*Written exercise*
Put every line of the entries below into a Markdown table with two columns, Row (a running number) and Text (the line itself). Leave out blank lines and pictures.

*Input*
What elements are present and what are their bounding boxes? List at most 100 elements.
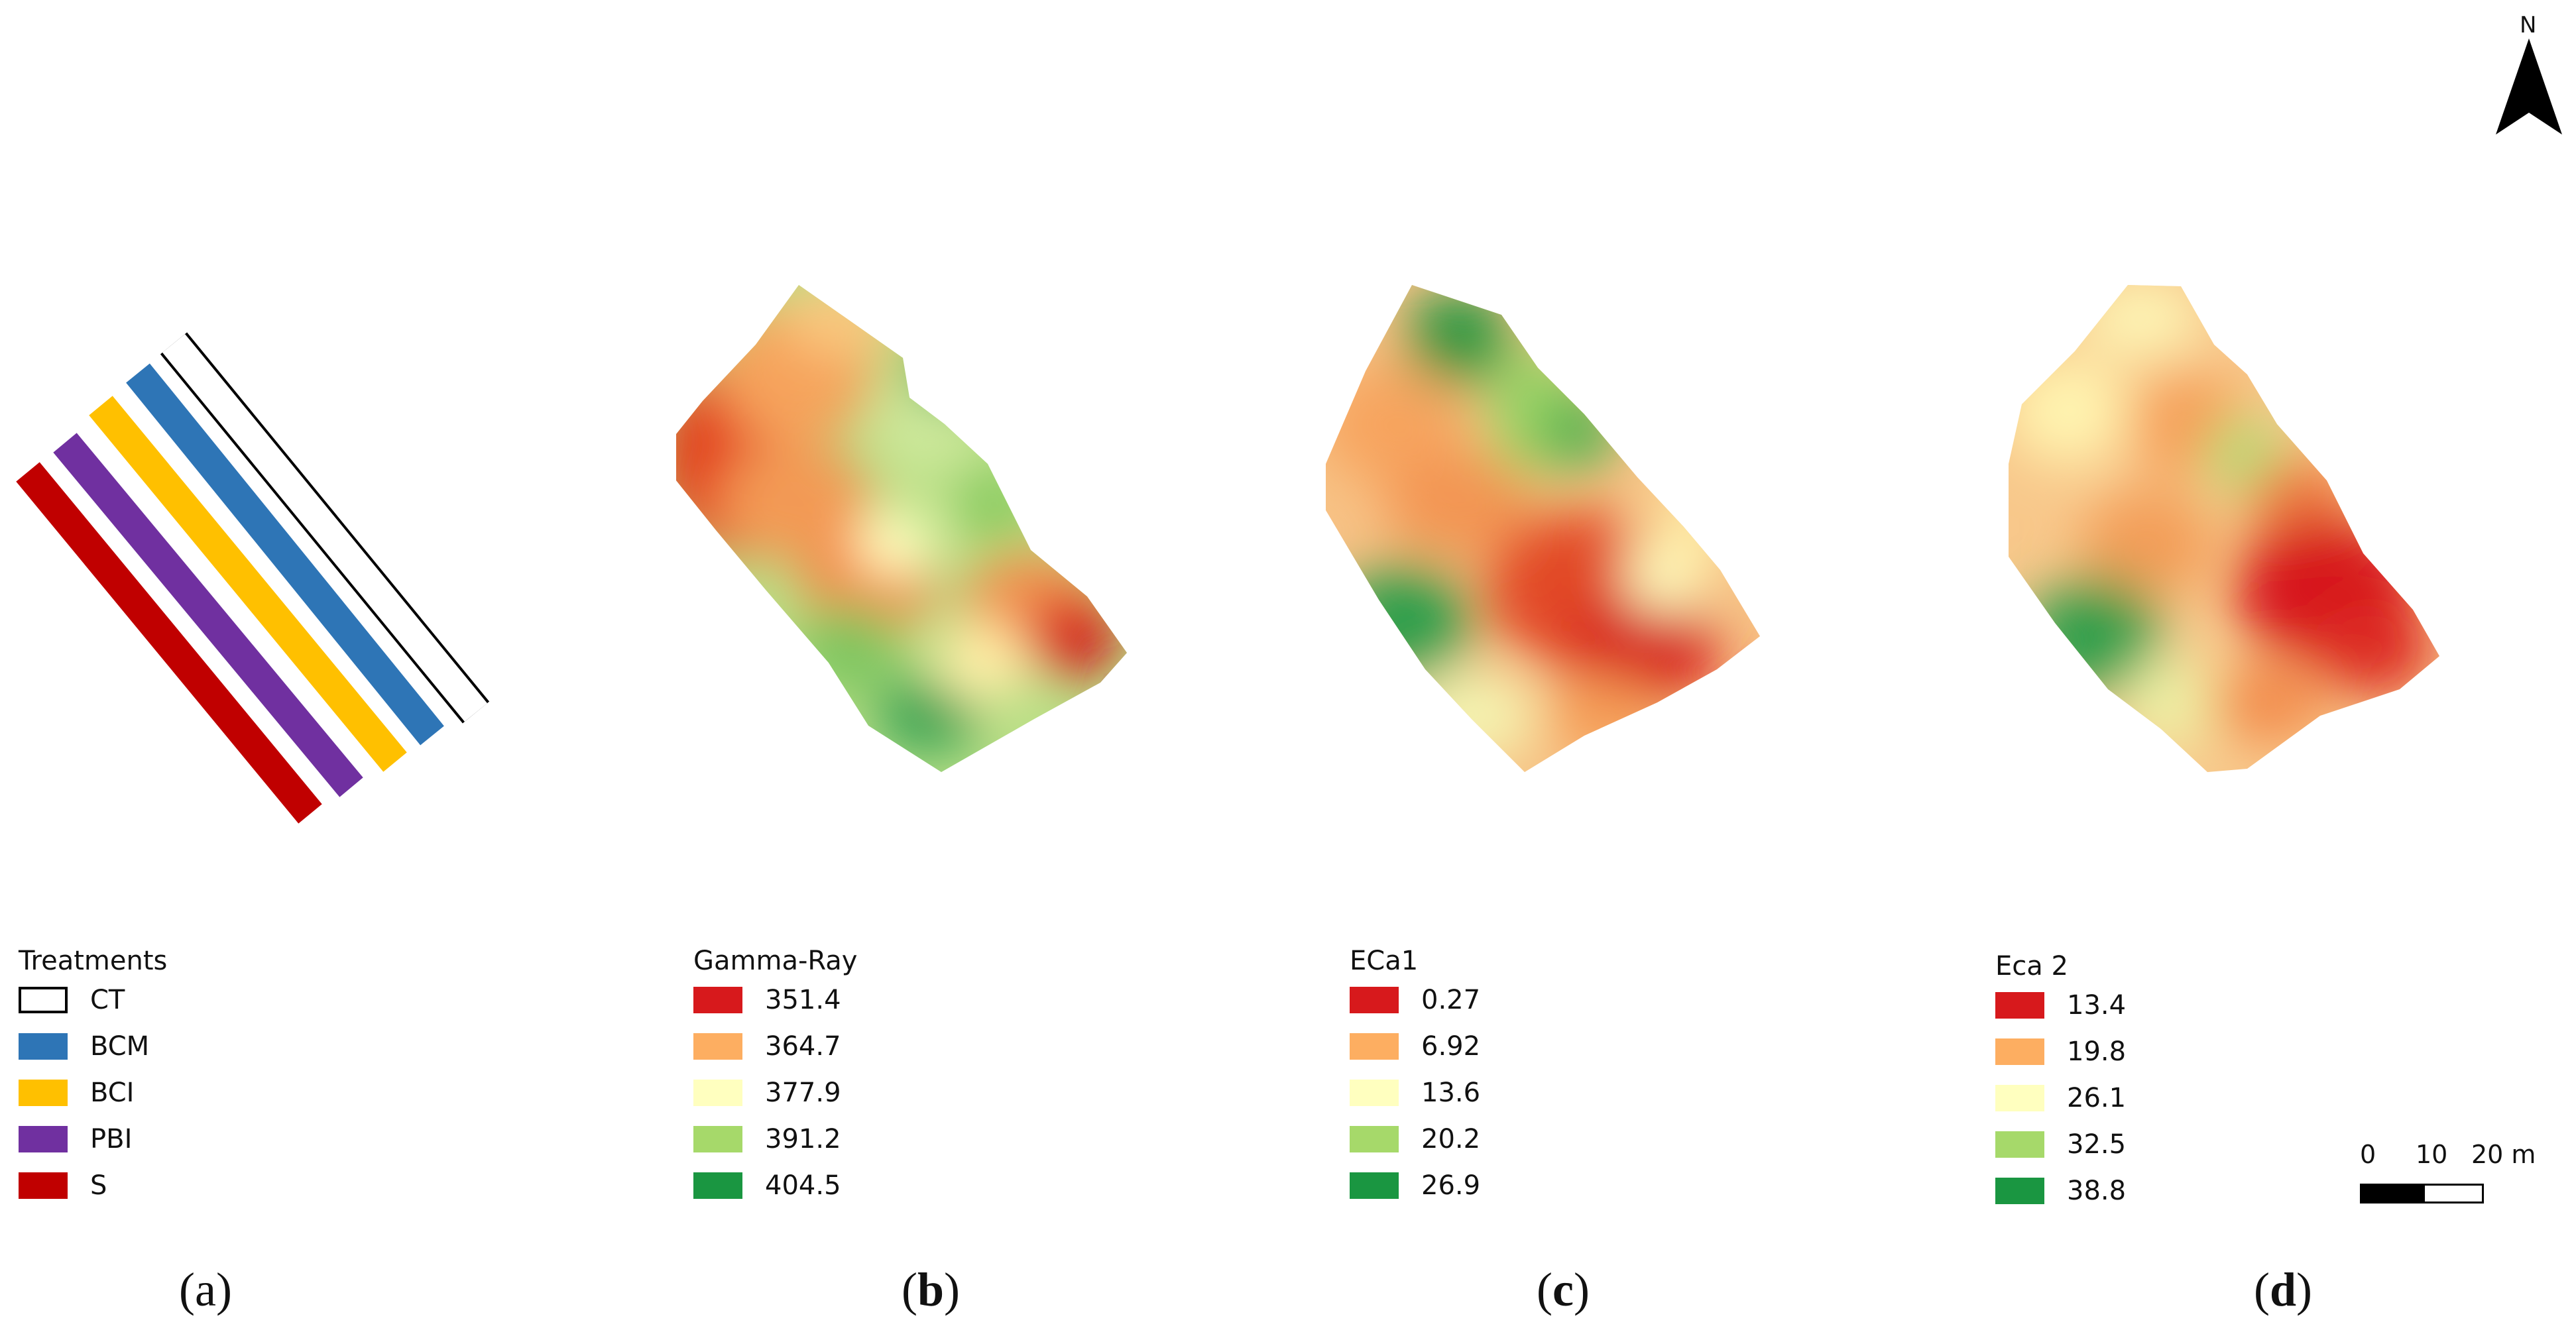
legend-label: 19.8: [2067, 1036, 2127, 1067]
legend-swatch: [693, 1126, 742, 1152]
panel-label-d: (d): [2254, 1262, 2312, 1317]
legend-item: CT: [19, 977, 167, 1023]
legend-label: 364.7: [765, 1031, 841, 1062]
panel-label-c: (c): [1537, 1262, 1590, 1317]
legend-swatch: [693, 1172, 742, 1199]
legend-swatch: [1995, 992, 2044, 1019]
legend-label: CT: [90, 985, 125, 1015]
legend-eca2: Eca 2 13.4 19.8 26.1 32.5 38.8: [1995, 950, 2126, 1214]
legend-item: 391.2: [693, 1116, 857, 1162]
legend-item: BCI: [19, 1070, 167, 1116]
legend-label: 32.5: [2067, 1129, 2127, 1160]
legend-label: 351.4: [765, 985, 841, 1015]
legend-swatch: [19, 1126, 68, 1152]
legend-item: 6.92: [1350, 1023, 1480, 1070]
legend-item: 26.1: [1995, 1075, 2126, 1121]
panel-label-open: (: [902, 1263, 917, 1316]
legend-label: 20.2: [1421, 1124, 1481, 1154]
legend-item: 377.9: [693, 1070, 857, 1116]
legend-swatch: [19, 1172, 68, 1199]
legend-item: 32.5: [1995, 1121, 2126, 1168]
legend-swatch: [1350, 1172, 1399, 1199]
legend-label: 26.1: [2067, 1083, 2127, 1113]
strip-s: [16, 462, 322, 824]
legend-swatch: [19, 1033, 68, 1060]
panel-label-open: (: [179, 1263, 195, 1316]
legend-item: 351.4: [693, 977, 857, 1023]
legend-swatch: [1995, 1085, 2044, 1111]
legend-title: Gamma-Ray: [693, 946, 858, 976]
panel-label-close: ): [1573, 1263, 1590, 1316]
legend-label: 377.9: [765, 1078, 841, 1108]
panel-label-letter: c: [1552, 1263, 1574, 1316]
panel-label-close: ): [2296, 1263, 2313, 1316]
legend-item: 38.8: [1995, 1168, 2126, 1214]
legend-label: 13.6: [1421, 1078, 1481, 1108]
legend-title: Treatments: [19, 946, 168, 976]
legend-swatch: [1350, 1033, 1399, 1060]
legend-swatch: [693, 1033, 742, 1060]
legend-label: 6.92: [1421, 1031, 1481, 1062]
legend-swatch: [1350, 1080, 1399, 1106]
panel-label-open: (: [2254, 1263, 2270, 1316]
scale-segment-black: [2360, 1184, 2425, 1203]
legend-label: PBI: [90, 1124, 133, 1154]
legend-label: S: [90, 1170, 107, 1201]
legend-label: BCM: [90, 1031, 150, 1062]
panel-label-letter: a: [194, 1263, 216, 1316]
legend-item: BCM: [19, 1023, 167, 1070]
legend-item: 0.27: [1350, 977, 1480, 1023]
scale-ticks: 0 10 20 m: [2360, 1140, 2559, 1172]
legend-label: 391.2: [765, 1124, 841, 1154]
legend-treatments: Treatments CT BCM BCI PBI S: [19, 945, 167, 1209]
legend-item: 26.9: [1350, 1162, 1480, 1209]
scale-bar-graphic: [2360, 1184, 2559, 1203]
panel-label-close: ): [215, 1263, 232, 1316]
panel-label-b: (b): [902, 1262, 960, 1317]
legend-swatch: [1995, 1178, 2044, 1204]
treatment-strips: [16, 332, 490, 824]
strip-bcm: [126, 363, 444, 746]
legend-item: 13.4: [1995, 982, 2126, 1029]
scale-tick-label: 20 m: [2471, 1140, 2536, 1169]
legend-label: BCI: [90, 1078, 135, 1108]
strip-bci: [89, 396, 407, 772]
legend-swatch: [1995, 1131, 2044, 1158]
gamma-ray-map: [676, 285, 1127, 772]
panel-label-open: (: [1537, 1263, 1552, 1316]
eca2-map: [2009, 285, 2439, 772]
legend-swatch: [693, 987, 742, 1013]
legend-swatch: [1350, 1126, 1399, 1152]
strip-ct-fill: [162, 334, 488, 722]
legend-title: ECa1: [1350, 946, 1419, 976]
legend-eca1: ECa1 0.27 6.92 13.6 20.2 26.9: [1350, 945, 1480, 1209]
legend-item: 19.8: [1995, 1029, 2126, 1075]
legend-label: 0.27: [1421, 985, 1481, 1015]
legend-swatch: [19, 987, 68, 1013]
legend-swatch: [693, 1080, 742, 1106]
scale-tick-label: 10: [2416, 1140, 2448, 1169]
north-label: N: [2520, 12, 2537, 38]
legend-item: 364.7: [693, 1023, 857, 1070]
panel-label-close: ): [944, 1263, 961, 1316]
legend-swatch: [1350, 987, 1399, 1013]
legend-gamma-ray: Gamma-Ray 351.4 364.7 377.9 391.2 404.5: [693, 945, 857, 1209]
strip-pbi: [53, 433, 363, 797]
scale-bar: 0 10 20 m: [2360, 1140, 2559, 1203]
panel-label-letter: b: [917, 1263, 945, 1316]
legend-label: 26.9: [1421, 1170, 1481, 1201]
legend-item: S: [19, 1162, 167, 1209]
north-arrow-icon: [2496, 38, 2562, 135]
eca1-map: [1326, 285, 1760, 772]
legend-label: 38.8: [2067, 1176, 2127, 1206]
scale-segment-white: [2423, 1184, 2484, 1203]
legend-swatch: [19, 1080, 68, 1106]
legend-label: 404.5: [765, 1170, 841, 1201]
legend-item: 20.2: [1350, 1116, 1480, 1162]
legend-swatch: [1995, 1038, 2044, 1065]
legend-item: 404.5: [693, 1162, 857, 1209]
panel-label-a: (a): [179, 1262, 232, 1317]
panel-label-letter: d: [2269, 1263, 2297, 1316]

*Solution to the problem*
| Row | Text |
|---|---|
| 1 | What elements are present and what are their bounding boxes? List at most 100 elements. |
| 2 | legend-label: 19.8: [2067, 1036, 2127, 1067] |
| 3 | legend-swatch: [693, 1126, 742, 1152] |
| 4 | panel-label-d: (d): [2254, 1262, 2312, 1317] |
| 5 | legend-item: CT: [19, 977, 167, 1023] |
| 6 | legend-label: 364.7: [765, 1031, 841, 1062] |
| 7 | panel-label-c: (c): [1537, 1262, 1590, 1317] |
| 8 | legend-swatch: [693, 1172, 742, 1199] |
| 9 | legend-swatch: [1995, 992, 2044, 1019] |
| 10 | legend-label: CT: [90, 985, 125, 1015] |
| 11 | legend-eca2: Eca 2 13.4 19.8 26.1 32.5 38.8: [1995, 950, 2126, 1214] |
| 12 | legend-item: 391.2: [693, 1116, 857, 1162] |
| 13 | legend-item: BCI: [19, 1070, 167, 1116] |
| 14 | legend-label: 32.5: [2067, 1129, 2127, 1160] |
| 15 | legend-label: 351.4: [765, 985, 841, 1015] |
| 16 | legend-swatch: [19, 1126, 68, 1152] |
| 17 | legend-item: 6.92: [1350, 1023, 1480, 1070] |
| 18 | legend-item: 26.1: [1995, 1075, 2126, 1121] |
| 19 | panel-label-open: (: [902, 1263, 917, 1316] |
| 20 | legend-label: 20.2: [1421, 1124, 1481, 1154] |
| 21 | legend-item: 377.9: [693, 1070, 857, 1116] |
| 22 | legend-swatch: [19, 1172, 68, 1199] |
| 23 | legend-item: 32.5: [1995, 1121, 2126, 1168] |
| 24 | legend-swatch: [1350, 1172, 1399, 1199] |
| 25 | legend-label: 26.1: [2067, 1083, 2127, 1113] |
| 26 | strip-s: [16, 462, 322, 824] |
| 27 | legend-swatch: [19, 1033, 68, 1060] |
| 28 | panel-label-open: (: [179, 1263, 195, 1316] |
| 29 | legend-item: 351.4: [693, 977, 857, 1023] |
| 30 | legend-swatch: [1995, 1085, 2044, 1111] |
| 31 | legend-title: Gamma-Ray: [693, 946, 858, 976] |
| 32 | panel-label-close: ): [1573, 1263, 1590, 1316] |
| 33 | legend-label: 377.9: [765, 1078, 841, 1108] |
| 34 | panel-label-letter: c: [1552, 1263, 1574, 1316] |
| 35 | panel-label-close: ): [2296, 1263, 2313, 1316] |
| 36 | legend-item: 38.8: [1995, 1168, 2126, 1214] |
| 37 | legend-label: 13.6: [1421, 1078, 1481, 1108] |
| 38 | legend-title: Treatments: [19, 946, 168, 976] |
| 39 | legend-swatch: [1350, 1033, 1399, 1060] |
| 40 | legend-swatch: [693, 1033, 742, 1060] |
| 41 | legend-label: 6.92: [1421, 1031, 1481, 1062] |
| 42 | legend-swatch: [1350, 1080, 1399, 1106] |
| 43 | panel-label-open: (: [2254, 1263, 2270, 1316] |
| 44 | scale-segment-black: [2360, 1184, 2425, 1203] |
| 45 | legend-label: PBI: [90, 1124, 133, 1154] |
| 46 | legend-label: S: [90, 1170, 107, 1201] |
| 47 | legend-label: BCM: [90, 1031, 150, 1062] |
| 48 | panel-label-letter: a: [194, 1263, 216, 1316] |
| 49 | legend-item: BCM: [19, 1023, 167, 1070] |
| 50 | legend-item: 0.27: [1350, 977, 1480, 1023] |
| 51 | scale-ticks: 0 10 20 m: [2360, 1140, 2559, 1172] |
| 52 | legend-label: 391.2: [765, 1124, 841, 1154] |
| 53 | legend-treatments: Treatments CT BCM BCI PBI S: [19, 945, 167, 1209] |
| 54 | legend-item: 26.9: [1350, 1162, 1480, 1209] |
| 55 | scale-bar-graphic: [2360, 1184, 2559, 1203] |
| 56 | panel-label-close: ): [215, 1263, 232, 1316] |
| 57 | panel-label-b: (b): [902, 1262, 960, 1317] |
| 58 | legend-swatch: [1995, 1178, 2044, 1204] |
| 59 | treatment-strips: [16, 332, 490, 824] |
| 60 | strip-bcm: [126, 363, 444, 746] |
| 61 | legend-item: 13.4: [1995, 982, 2126, 1029] |
| 62 | scale-tick-label: 20 m: [2471, 1140, 2536, 1169] |
| 63 | legend-label: BCI: [90, 1078, 135, 1108] |
| 64 | strip-bci: [89, 396, 407, 772] |
| 65 | legend-swatch: [1995, 1131, 2044, 1158] |
| 66 | gamma-ray-map: [676, 285, 1127, 772] |
| 67 | panel-label-open: (: [1537, 1263, 1552, 1316] |
| 68 | eca2-map: [2009, 285, 2439, 772] |
| 69 | legend-swatch: [693, 987, 742, 1013] |
| 70 | legend-swatch: [1350, 1126, 1399, 1152] |
| 71 | strip-ct-fill: [162, 334, 488, 722] |
| 72 | legend-title: ECa1: [1350, 946, 1419, 976] |
| 73 | legend-eca1: ECa1 0.27 6.92 13.6 20.2 26.9: [1350, 945, 1480, 1209] |
| 74 | legend-item: 19.8: [1995, 1029, 2126, 1075] |
| 75 | legend-label: 0.27: [1421, 985, 1481, 1015] |
| 76 | legend-swatch: [19, 987, 68, 1013] |
| 77 | legend-swatch: [693, 1080, 742, 1106] |
| 78 | scale-tick-label: 10: [2416, 1140, 2448, 1169] |
| 79 | north-label: N: [2520, 12, 2537, 38] |
| 80 | legend-item: 364.7: [693, 1023, 857, 1070] |
| 81 | panel-label-close: ): [944, 1263, 961, 1316] |
| 82 | legend-swatch: [1350, 987, 1399, 1013] |
| 83 | legend-gamma-ray: Gamma-Ray 351.4 364.7 377.9 391.2 404.5: [693, 945, 857, 1209] |
| 84 | strip-pbi: [53, 433, 363, 797] |
| 85 | scale-bar: 0 10 20 m: [2360, 1140, 2559, 1203] |
| 86 | panel-label-letter: b: [917, 1263, 945, 1316] |
| 87 | legend-label: 26.9: [1421, 1170, 1481, 1201] |
| 88 | legend-item: S: [19, 1162, 167, 1209] |
| 89 | north-arrow-icon: [2496, 38, 2562, 135] |
| 90 | eca1-map: [1326, 285, 1760, 772] |
| 91 | legend-label: 38.8: [2067, 1176, 2127, 1206] |
| 92 | scale-segment-white: [2423, 1184, 2484, 1203] |
| 93 | legend-swatch: [19, 1080, 68, 1106] |
| 94 | legend-label: 404.5: [765, 1170, 841, 1201] |
| 95 | legend-item: 20.2: [1350, 1116, 1480, 1162] |
| 96 | legend-swatch: [1995, 1038, 2044, 1065] |
| 97 | legend-item: 404.5: [693, 1162, 857, 1209] |
| 98 | panel-label-a: (a): [179, 1262, 232, 1317] |
| 99 | panel-label-letter: d: [2269, 1263, 2297, 1316] |